(Dataset entries)
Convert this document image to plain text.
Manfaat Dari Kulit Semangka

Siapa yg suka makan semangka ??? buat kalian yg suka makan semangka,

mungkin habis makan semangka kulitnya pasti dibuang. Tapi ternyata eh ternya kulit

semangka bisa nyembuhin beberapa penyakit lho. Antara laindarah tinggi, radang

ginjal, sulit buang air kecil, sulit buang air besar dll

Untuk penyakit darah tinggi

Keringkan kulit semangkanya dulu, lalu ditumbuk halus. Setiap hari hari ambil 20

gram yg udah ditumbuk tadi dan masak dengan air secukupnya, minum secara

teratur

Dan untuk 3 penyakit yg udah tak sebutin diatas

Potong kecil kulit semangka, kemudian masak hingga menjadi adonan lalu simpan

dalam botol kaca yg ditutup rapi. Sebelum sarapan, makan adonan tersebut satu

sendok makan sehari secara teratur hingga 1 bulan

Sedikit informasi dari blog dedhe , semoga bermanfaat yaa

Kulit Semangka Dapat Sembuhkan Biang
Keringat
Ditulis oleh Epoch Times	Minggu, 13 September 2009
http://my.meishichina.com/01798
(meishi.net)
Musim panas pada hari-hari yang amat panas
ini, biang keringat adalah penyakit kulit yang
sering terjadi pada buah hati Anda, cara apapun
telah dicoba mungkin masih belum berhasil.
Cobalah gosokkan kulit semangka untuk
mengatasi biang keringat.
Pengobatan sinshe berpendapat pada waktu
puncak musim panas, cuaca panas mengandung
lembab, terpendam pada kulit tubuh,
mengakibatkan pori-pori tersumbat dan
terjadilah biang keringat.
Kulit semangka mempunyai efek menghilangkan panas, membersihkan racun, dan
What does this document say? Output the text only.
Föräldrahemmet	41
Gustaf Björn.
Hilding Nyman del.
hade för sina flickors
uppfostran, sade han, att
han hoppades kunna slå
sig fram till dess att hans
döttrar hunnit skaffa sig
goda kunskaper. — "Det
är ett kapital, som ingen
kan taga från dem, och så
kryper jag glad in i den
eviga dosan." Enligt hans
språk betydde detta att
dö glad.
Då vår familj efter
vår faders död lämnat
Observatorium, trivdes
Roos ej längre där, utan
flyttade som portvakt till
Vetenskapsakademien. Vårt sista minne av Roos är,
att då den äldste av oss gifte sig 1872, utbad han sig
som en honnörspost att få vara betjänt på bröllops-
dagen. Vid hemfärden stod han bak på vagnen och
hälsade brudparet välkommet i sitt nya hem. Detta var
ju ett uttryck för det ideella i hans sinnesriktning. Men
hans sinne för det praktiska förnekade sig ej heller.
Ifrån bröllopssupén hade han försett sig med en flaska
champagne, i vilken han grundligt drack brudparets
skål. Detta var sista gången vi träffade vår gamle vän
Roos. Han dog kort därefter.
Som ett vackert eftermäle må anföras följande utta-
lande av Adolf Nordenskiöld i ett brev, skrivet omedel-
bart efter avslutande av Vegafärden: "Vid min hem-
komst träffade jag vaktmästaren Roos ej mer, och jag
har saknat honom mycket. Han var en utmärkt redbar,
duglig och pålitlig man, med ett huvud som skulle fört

# Exercise
Extract the full listing above without alteration.

# Answer to this exercise
Convert this document image to plain text.
Manfaat Dari Kulit Semangka

Siapa yg suka makan semangka ??? buat kalian yg suka makan semangka,

mungkin habis makan semangka kulitnya pasti dibuang. Tapi ternyata eh ternya kulit

semangka bisa nyembuhin beberapa penyakit lho. Antara laindarah tinggi, radang

ginjal, sulit buang air kecil, sulit buang air besar dll

Untuk penyakit darah tinggi

Keringkan kulit semangkanya dulu, lalu ditumbuk halus. Setiap hari hari ambil 20

gram yg udah ditumbuk tadi dan masak dengan air secukupnya, minum secara

teratur

Dan untuk 3 penyakit yg udah tak sebutin diatas

Potong kecil kulit semangka, kemudian masak hingga menjadi adonan lalu simpan

dalam botol kaca yg ditutup rapi. Sebelum sarapan, makan adonan tersebut satu

sendok makan sehari secara teratur hingga 1 bulan

Sedikit informasi dari blog dedhe , semoga bermanfaat yaa

Kulit Semangka Dapat Sembuhkan Biang
Keringat
Ditulis oleh Epoch Times	Minggu, 13 September 2009
http://my.meishichina.com/01798
(meishi.net)
Musim panas pada hari-hari yang amat panas
ini, biang keringat adalah penyakit kulit yang
sering terjadi pada buah hati Anda, cara apapun
telah dicoba mungkin masih belum berhasil.
Cobalah gosokkan kulit semangka untuk
mengatasi biang keringat.
Pengobatan sinshe berpendapat pada waktu
puncak musim panas, cuaca panas mengandung
lembab, terpendam pada kulit tubuh,
mengakibatkan pori-pori tersumbat dan
terjadilah biang keringat.
Kulit semangka mempunyai efek menghilangkan panas, membersihkan racun, dan
What does this document say? Output the text only.
Föräldrahemmet	41
Gustaf Björn.
Hilding Nyman del.
hade för sina flickors
uppfostran, sade han, att
han hoppades kunna slå
sig fram till dess att hans
döttrar hunnit skaffa sig
goda kunskaper. — "Det
är ett kapital, som ingen
kan taga från dem, och så
kryper jag glad in i den
eviga dosan." Enligt hans
språk betydde detta att
dö glad.
Då vår familj efter
vår faders död lämnat
Observatorium, trivdes
Roos ej längre där, utan
flyttade som portvakt till
Vetenskapsakademien. Vårt sista minne av Roos är,
att då den äldste av oss gifte sig 1872, utbad han sig
som en honnörspost att få vara betjänt på bröllops-
dagen. Vid hemfärden stod han bak på vagnen och
hälsade brudparet välkommet i sitt nya hem. Detta var
ju ett uttryck för det ideella i hans sinnesriktning. Men
hans sinne för det praktiska förnekade sig ej heller.
Ifrån bröllopssupén hade han försett sig med en flaska
champagne, i vilken han grundligt drack brudparets
skål. Detta var sista gången vi träffade vår gamle vän
Roos. Han dog kort därefter.
Som ett vackert eftermäle må anföras följande utta-
lande av Adolf Nordenskiöld i ett brev, skrivet omedel-
bart efter avslutande av Vegafärden: "Vid min hem-
komst träffade jag vaktmästaren Roos ej mer, och jag
har saknat honom mycket. Han var en utmärkt redbar,
duglig och pålitlig man, med ett huvud som skulle fört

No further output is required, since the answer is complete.